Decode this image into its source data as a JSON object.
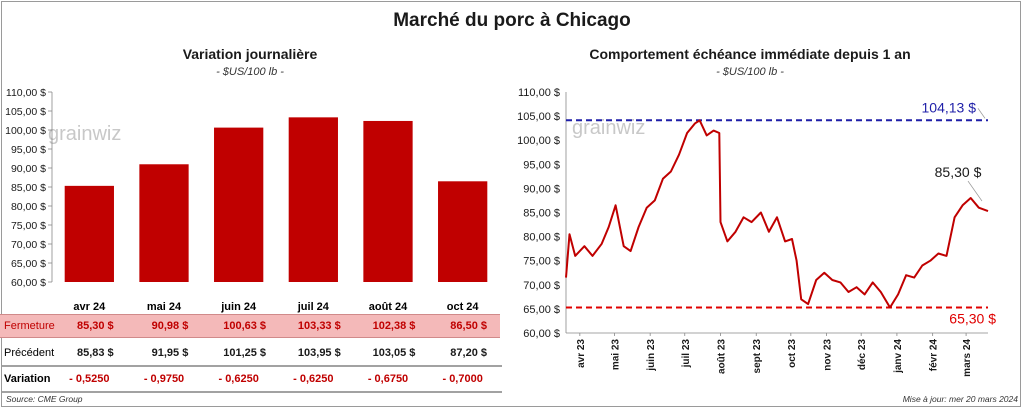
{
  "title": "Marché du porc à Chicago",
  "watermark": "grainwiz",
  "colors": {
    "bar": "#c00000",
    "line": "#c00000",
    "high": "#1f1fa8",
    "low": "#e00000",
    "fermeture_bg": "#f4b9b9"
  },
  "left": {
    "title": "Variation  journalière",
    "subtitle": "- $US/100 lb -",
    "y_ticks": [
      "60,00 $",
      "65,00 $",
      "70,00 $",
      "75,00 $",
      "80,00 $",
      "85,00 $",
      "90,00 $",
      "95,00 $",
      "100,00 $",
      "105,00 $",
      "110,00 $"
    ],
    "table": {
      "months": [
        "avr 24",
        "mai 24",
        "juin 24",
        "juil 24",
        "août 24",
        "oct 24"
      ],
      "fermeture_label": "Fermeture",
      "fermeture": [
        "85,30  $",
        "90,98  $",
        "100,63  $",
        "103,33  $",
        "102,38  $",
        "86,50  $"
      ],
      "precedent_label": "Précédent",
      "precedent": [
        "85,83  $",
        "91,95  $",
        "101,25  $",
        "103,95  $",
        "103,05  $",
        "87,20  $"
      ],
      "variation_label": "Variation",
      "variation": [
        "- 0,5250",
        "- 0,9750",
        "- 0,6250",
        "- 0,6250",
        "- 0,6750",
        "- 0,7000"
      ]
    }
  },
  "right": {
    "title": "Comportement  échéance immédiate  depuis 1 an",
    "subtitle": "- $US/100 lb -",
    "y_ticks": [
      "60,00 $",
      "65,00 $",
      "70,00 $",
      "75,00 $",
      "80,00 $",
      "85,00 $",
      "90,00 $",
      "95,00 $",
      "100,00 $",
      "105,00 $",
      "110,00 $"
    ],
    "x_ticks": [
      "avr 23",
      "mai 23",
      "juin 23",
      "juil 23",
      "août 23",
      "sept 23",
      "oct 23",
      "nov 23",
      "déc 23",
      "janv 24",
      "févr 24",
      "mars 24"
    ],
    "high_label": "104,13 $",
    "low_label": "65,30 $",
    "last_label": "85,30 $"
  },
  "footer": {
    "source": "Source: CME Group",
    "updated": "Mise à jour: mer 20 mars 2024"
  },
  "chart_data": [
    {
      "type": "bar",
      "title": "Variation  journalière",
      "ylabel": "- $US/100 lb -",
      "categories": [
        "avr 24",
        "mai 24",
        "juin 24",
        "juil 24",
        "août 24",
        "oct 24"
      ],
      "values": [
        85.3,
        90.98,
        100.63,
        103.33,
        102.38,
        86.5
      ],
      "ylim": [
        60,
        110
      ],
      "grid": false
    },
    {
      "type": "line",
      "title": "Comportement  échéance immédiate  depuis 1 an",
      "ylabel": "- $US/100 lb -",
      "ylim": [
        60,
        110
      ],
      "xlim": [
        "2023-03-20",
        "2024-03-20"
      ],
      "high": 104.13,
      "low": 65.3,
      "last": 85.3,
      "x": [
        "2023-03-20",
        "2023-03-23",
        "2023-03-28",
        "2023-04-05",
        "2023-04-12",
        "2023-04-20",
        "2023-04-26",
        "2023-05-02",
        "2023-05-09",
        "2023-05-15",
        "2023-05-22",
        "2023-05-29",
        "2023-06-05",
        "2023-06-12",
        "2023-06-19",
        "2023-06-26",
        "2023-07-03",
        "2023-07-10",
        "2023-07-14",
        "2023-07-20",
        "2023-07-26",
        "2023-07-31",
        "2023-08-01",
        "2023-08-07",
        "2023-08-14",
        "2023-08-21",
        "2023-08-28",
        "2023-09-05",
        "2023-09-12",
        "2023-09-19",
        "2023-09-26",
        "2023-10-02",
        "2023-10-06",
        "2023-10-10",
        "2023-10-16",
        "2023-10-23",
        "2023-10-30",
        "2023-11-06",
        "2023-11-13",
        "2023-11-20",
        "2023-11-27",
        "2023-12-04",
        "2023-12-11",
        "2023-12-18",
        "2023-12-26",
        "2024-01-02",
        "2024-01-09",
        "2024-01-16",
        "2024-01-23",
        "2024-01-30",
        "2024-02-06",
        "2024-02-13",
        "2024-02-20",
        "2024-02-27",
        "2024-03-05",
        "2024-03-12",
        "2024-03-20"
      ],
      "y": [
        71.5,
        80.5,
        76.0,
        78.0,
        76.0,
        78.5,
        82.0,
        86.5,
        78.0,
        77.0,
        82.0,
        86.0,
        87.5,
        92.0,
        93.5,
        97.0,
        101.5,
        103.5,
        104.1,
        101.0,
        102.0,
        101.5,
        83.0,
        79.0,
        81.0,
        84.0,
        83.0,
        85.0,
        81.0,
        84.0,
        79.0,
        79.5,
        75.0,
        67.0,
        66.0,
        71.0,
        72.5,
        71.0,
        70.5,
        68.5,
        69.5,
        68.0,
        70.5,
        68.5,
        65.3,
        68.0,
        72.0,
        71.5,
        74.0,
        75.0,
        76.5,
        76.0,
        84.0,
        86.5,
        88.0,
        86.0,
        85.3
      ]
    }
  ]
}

_WORK INSTRUCTIONS_:
Your copy of the data above should match it exactly, except that pictures are left out.

_THE REPLY_:
Decode this image into its source data as a JSON object.
{
  "title": "Marché du porc à Chicago",
  "watermark": "grainwiz",
  "colors": {
    "bar": "#c00000",
    "line": "#c00000",
    "high": "#1f1fa8",
    "low": "#e00000",
    "fermeture_bg": "#f4b9b9"
  },
  "left": {
    "title": "Variation  journalière",
    "subtitle": "- $US/100 lb -",
    "y_ticks": [
      "60,00 $",
      "65,00 $",
      "70,00 $",
      "75,00 $",
      "80,00 $",
      "85,00 $",
      "90,00 $",
      "95,00 $",
      "100,00 $",
      "105,00 $",
      "110,00 $"
    ],
    "table": {
      "months": [
        "avr 24",
        "mai 24",
        "juin 24",
        "juil 24",
        "août 24",
        "oct 24"
      ],
      "fermeture_label": "Fermeture",
      "fermeture": [
        "85,30  $",
        "90,98  $",
        "100,63  $",
        "103,33  $",
        "102,38  $",
        "86,50  $"
      ],
      "precedent_label": "Précédent",
      "precedent": [
        "85,83  $",
        "91,95  $",
        "101,25  $",
        "103,95  $",
        "103,05  $",
        "87,20  $"
      ],
      "variation_label": "Variation",
      "variation": [
        "- 0,5250",
        "- 0,9750",
        "- 0,6250",
        "- 0,6250",
        "- 0,6750",
        "- 0,7000"
      ]
    }
  },
  "right": {
    "title": "Comportement  échéance immédiate  depuis 1 an",
    "subtitle": "- $US/100 lb -",
    "y_ticks": [
      "60,00 $",
      "65,00 $",
      "70,00 $",
      "75,00 $",
      "80,00 $",
      "85,00 $",
      "90,00 $",
      "95,00 $",
      "100,00 $",
      "105,00 $",
      "110,00 $"
    ],
    "x_ticks": [
      "avr 23",
      "mai 23",
      "juin 23",
      "juil 23",
      "août 23",
      "sept 23",
      "oct 23",
      "nov 23",
      "déc 23",
      "janv 24",
      "févr 24",
      "mars 24"
    ],
    "high_label": "104,13 $",
    "low_label": "65,30 $",
    "last_label": "85,30 $"
  },
  "footer": {
    "source": "Source: CME Group",
    "updated": "Mise à jour: mer 20 mars 2024"
  },
  "chart_data": [
    {
      "type": "bar",
      "title": "Variation  journalière",
      "ylabel": "- $US/100 lb -",
      "categories": [
        "avr 24",
        "mai 24",
        "juin 24",
        "juil 24",
        "août 24",
        "oct 24"
      ],
      "values": [
        85.3,
        90.98,
        100.63,
        103.33,
        102.38,
        86.5
      ],
      "ylim": [
        60,
        110
      ],
      "grid": false
    },
    {
      "type": "line",
      "title": "Comportement  échéance immédiate  depuis 1 an",
      "ylabel": "- $US/100 lb -",
      "ylim": [
        60,
        110
      ],
      "xlim": [
        "2023-03-20",
        "2024-03-20"
      ],
      "high": 104.13,
      "low": 65.3,
      "last": 85.3,
      "x": [
        "2023-03-20",
        "2023-03-23",
        "2023-03-28",
        "2023-04-05",
        "2023-04-12",
        "2023-04-20",
        "2023-04-26",
        "2023-05-02",
        "2023-05-09",
        "2023-05-15",
        "2023-05-22",
        "2023-05-29",
        "2023-06-05",
        "2023-06-12",
        "2023-06-19",
        "2023-06-26",
        "2023-07-03",
        "2023-07-10",
        "2023-07-14",
        "2023-07-20",
        "2023-07-26",
        "2023-07-31",
        "2023-08-01",
        "2023-08-07",
        "2023-08-14",
        "2023-08-21",
        "2023-08-28",
        "2023-09-05",
        "2023-09-12",
        "2023-09-19",
        "2023-09-26",
        "2023-10-02",
        "2023-10-06",
        "2023-10-10",
        "2023-10-16",
        "2023-10-23",
        "2023-10-30",
        "2023-11-06",
        "2023-11-13",
        "2023-11-20",
        "2023-11-27",
        "2023-12-04",
        "2023-12-11",
        "2023-12-18",
        "2023-12-26",
        "2024-01-02",
        "2024-01-09",
        "2024-01-16",
        "2024-01-23",
        "2024-01-30",
        "2024-02-06",
        "2024-02-13",
        "2024-02-20",
        "2024-02-27",
        "2024-03-05",
        "2024-03-12",
        "2024-03-20"
      ],
      "y": [
        71.5,
        80.5,
        76.0,
        78.0,
        76.0,
        78.5,
        82.0,
        86.5,
        78.0,
        77.0,
        82.0,
        86.0,
        87.5,
        92.0,
        93.5,
        97.0,
        101.5,
        103.5,
        104.1,
        101.0,
        102.0,
        101.5,
        83.0,
        79.0,
        81.0,
        84.0,
        83.0,
        85.0,
        81.0,
        84.0,
        79.0,
        79.5,
        75.0,
        67.0,
        66.0,
        71.0,
        72.5,
        71.0,
        70.5,
        68.5,
        69.5,
        68.0,
        70.5,
        68.5,
        65.3,
        68.0,
        72.0,
        71.5,
        74.0,
        75.0,
        76.5,
        76.0,
        84.0,
        86.5,
        88.0,
        86.0,
        85.3
      ]
    }
  ]
}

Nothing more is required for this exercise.